_Aim_
Go through the data and copy every line exactly, but not the images.
** start Data lines **
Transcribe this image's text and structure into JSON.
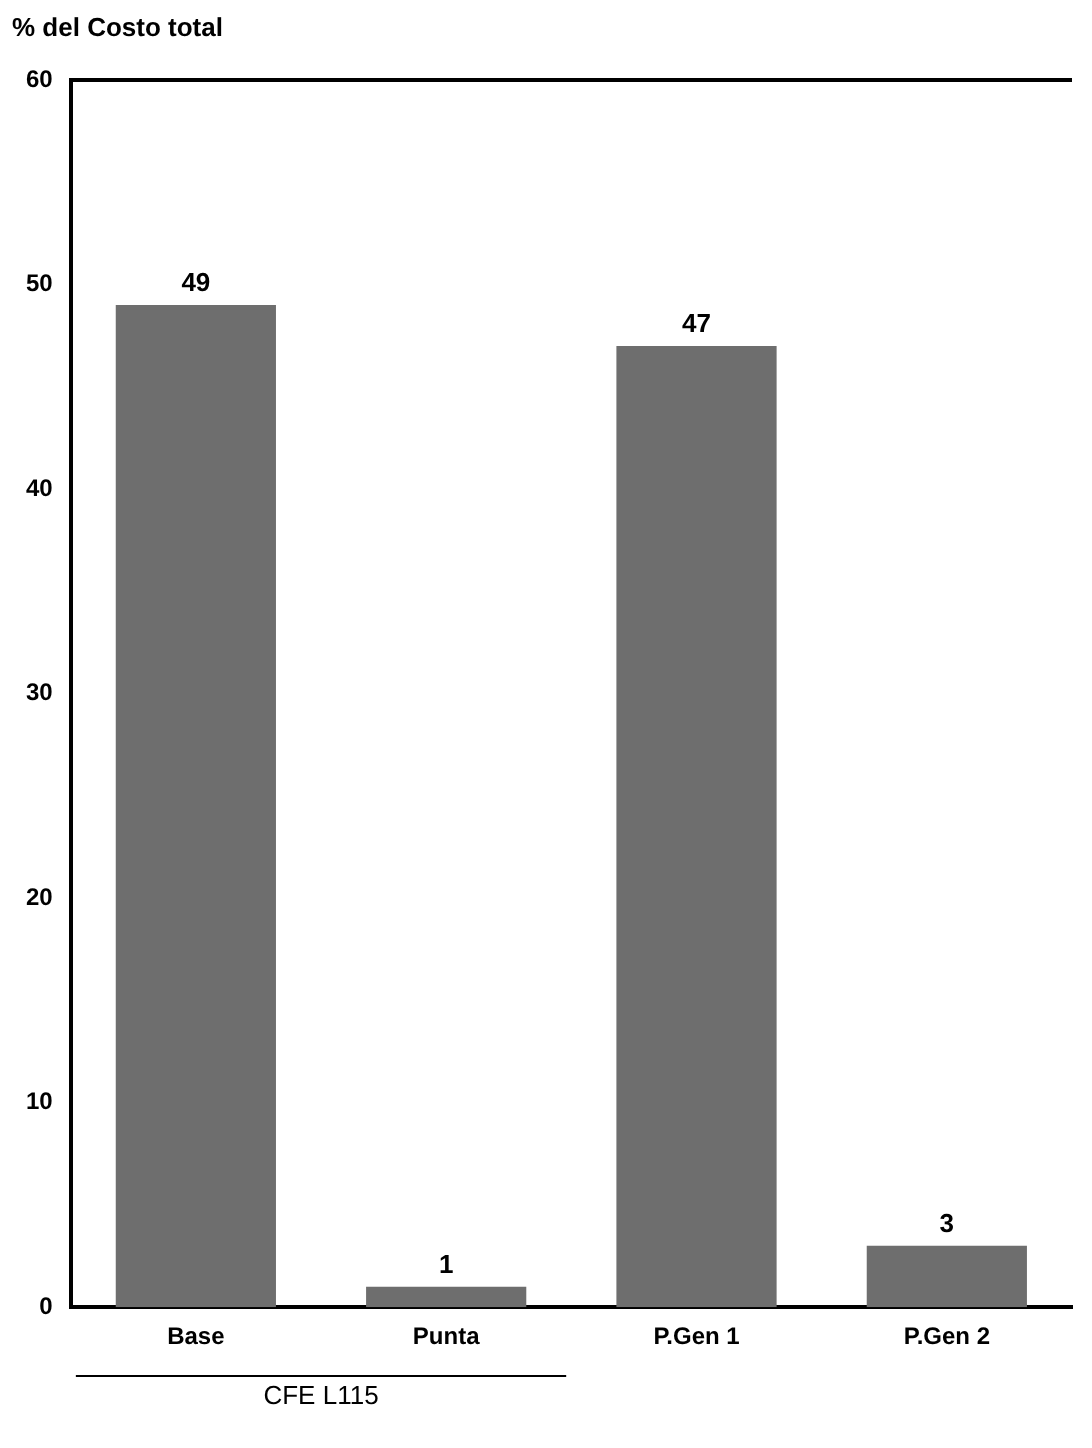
{
  "chart_data": {
    "type": "bar",
    "ylabel": "% del Costo total",
    "categories": [
      "Base",
      "Punta",
      "P.Gen 1",
      "P.Gen 2"
    ],
    "values": [
      49,
      1,
      47,
      3
    ],
    "color": "#6e6e6e",
    "ylim": [
      0,
      60
    ],
    "yticks": [
      0,
      10,
      20,
      30,
      40,
      50,
      60
    ],
    "grid": false,
    "legend": false,
    "data_labels": true,
    "annotations": [
      "CFE L115"
    ]
  }
}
** end Data lines **
_Exercise response_
Transcribe this image's text and structure into JSON.
{
  "chart_data": {
    "type": "bar",
    "ylabel": "% del Costo total",
    "categories": [
      "Base",
      "Punta",
      "P.Gen 1",
      "P.Gen 2"
    ],
    "values": [
      49,
      1,
      47,
      3
    ],
    "color": "#6e6e6e",
    "ylim": [
      0,
      60
    ],
    "yticks": [
      0,
      10,
      20,
      30,
      40,
      50,
      60
    ],
    "grid": false,
    "legend": false,
    "data_labels": true,
    "annotations": [
      "CFE L115"
    ]
  }
}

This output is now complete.